DATA SUPPLIED:
........

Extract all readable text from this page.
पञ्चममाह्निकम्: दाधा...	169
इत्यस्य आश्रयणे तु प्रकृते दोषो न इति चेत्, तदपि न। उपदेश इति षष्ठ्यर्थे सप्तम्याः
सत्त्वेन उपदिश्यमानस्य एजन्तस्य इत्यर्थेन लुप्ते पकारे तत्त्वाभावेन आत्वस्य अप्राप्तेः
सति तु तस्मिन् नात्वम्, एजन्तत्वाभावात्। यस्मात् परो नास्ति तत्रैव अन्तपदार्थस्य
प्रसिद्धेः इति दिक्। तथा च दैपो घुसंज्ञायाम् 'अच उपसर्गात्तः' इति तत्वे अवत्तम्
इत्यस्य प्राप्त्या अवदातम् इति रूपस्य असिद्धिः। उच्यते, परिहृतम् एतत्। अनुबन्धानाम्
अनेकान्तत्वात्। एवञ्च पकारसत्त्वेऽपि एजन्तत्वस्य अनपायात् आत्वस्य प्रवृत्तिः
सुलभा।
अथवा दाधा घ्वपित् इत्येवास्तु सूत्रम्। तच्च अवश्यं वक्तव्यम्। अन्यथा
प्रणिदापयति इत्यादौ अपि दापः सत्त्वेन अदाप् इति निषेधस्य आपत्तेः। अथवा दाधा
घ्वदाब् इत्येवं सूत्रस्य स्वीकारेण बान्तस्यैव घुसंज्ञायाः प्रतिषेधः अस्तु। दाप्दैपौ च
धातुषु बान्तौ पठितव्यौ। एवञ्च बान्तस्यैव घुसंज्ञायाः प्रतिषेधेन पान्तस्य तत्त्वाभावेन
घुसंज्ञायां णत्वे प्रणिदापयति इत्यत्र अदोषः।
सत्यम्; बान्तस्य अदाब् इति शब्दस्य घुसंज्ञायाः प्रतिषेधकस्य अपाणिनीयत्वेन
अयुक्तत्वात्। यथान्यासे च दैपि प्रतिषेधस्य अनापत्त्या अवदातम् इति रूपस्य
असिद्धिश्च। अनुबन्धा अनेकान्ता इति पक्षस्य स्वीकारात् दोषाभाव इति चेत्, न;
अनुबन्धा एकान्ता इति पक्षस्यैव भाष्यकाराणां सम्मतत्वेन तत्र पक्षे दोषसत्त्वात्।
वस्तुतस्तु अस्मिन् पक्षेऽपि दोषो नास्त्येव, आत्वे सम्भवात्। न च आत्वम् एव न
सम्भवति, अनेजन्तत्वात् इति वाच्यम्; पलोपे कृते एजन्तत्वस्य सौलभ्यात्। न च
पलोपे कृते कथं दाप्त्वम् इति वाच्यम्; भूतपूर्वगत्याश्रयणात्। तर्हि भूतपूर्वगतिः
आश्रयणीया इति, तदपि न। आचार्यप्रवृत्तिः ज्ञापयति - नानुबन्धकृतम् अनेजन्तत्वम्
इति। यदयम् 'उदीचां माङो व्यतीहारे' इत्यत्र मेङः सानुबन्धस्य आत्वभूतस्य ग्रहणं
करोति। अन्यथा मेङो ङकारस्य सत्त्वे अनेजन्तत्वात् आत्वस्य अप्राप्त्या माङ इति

........

The records above should be returned exactly.

TASK RESPONSE:
Extract all readable text from this page.
पञ्चममाह्निकम्: दाधा...	169
इत्यस्य आश्रयणे तु प्रकृते दोषो न इति चेत्, तदपि न। उपदेश इति षष्ठ्यर्थे सप्तम्याः
सत्त्वेन उपदिश्यमानस्य एजन्तस्य इत्यर्थेन लुप्ते पकारे तत्त्वाभावेन आत्वस्य अप्राप्तेः
सति तु तस्मिन् नात्वम्, एजन्तत्वाभावात्। यस्मात् परो नास्ति तत्रैव अन्तपदार्थस्य
प्रसिद्धेः इति दिक्। तथा च दैपो घुसंज्ञायाम् 'अच उपसर्गात्तः' इति तत्वे अवत्तम्
इत्यस्य प्राप्त्या अवदातम् इति रूपस्य असिद्धिः। उच्यते, परिहृतम् एतत्। अनुबन्धानाम्
अनेकान्तत्वात्। एवञ्च पकारसत्त्वेऽपि एजन्तत्वस्य अनपायात् आत्वस्य प्रवृत्तिः
सुलभा।
अथवा दाधा घ्वपित् इत्येवास्तु सूत्रम्। तच्च अवश्यं वक्तव्यम्। अन्यथा
प्रणिदापयति इत्यादौ अपि दापः सत्त्वेन अदाप् इति निषेधस्य आपत्तेः। अथवा दाधा
घ्वदाब् इत्येवं सूत्रस्य स्वीकारेण बान्तस्यैव घुसंज्ञायाः प्रतिषेधः अस्तु। दाप्दैपौ च
धातुषु बान्तौ पठितव्यौ। एवञ्च बान्तस्यैव घुसंज्ञायाः प्रतिषेधेन पान्तस्य तत्त्वाभावेन
घुसंज्ञायां णत्वे प्रणिदापयति इत्यत्र अदोषः।
सत्यम्; बान्तस्य अदाब् इति शब्दस्य घुसंज्ञायाः प्रतिषेधकस्य अपाणिनीयत्वेन
अयुक्तत्वात्। यथान्यासे च दैपि प्रतिषेधस्य अनापत्त्या अवदातम् इति रूपस्य
असिद्धिश्च। अनुबन्धा अनेकान्ता इति पक्षस्य स्वीकारात् दोषाभाव इति चेत्, न;
अनुबन्धा एकान्ता इति पक्षस्यैव भाष्यकाराणां सम्मतत्वेन तत्र पक्षे दोषसत्त्वात्।
वस्तुतस्तु अस्मिन् पक्षेऽपि दोषो नास्त्येव, आत्वे सम्भवात्। न च आत्वम् एव न
सम्भवति, अनेजन्तत्वात् इति वाच्यम्; पलोपे कृते एजन्तत्वस्य सौलभ्यात्। न च
पलोपे कृते कथं दाप्त्वम् इति वाच्यम्; भूतपूर्वगत्याश्रयणात्। तर्हि भूतपूर्वगतिः
आश्रयणीया इति, तदपि न। आचार्यप्रवृत्तिः ज्ञापयति - नानुबन्धकृतम् अनेजन्तत्वम्
इति। यदयम् 'उदीचां माङो व्यतीहारे' इत्यत्र मेङः सानुबन्धस्य आत्वभूतस्य ग्रहणं
करोति। अन्यथा मेङो ङकारस्य सत्त्वे अनेजन्तत्वात् आत्वस्य अप्राप्त्या माङ इति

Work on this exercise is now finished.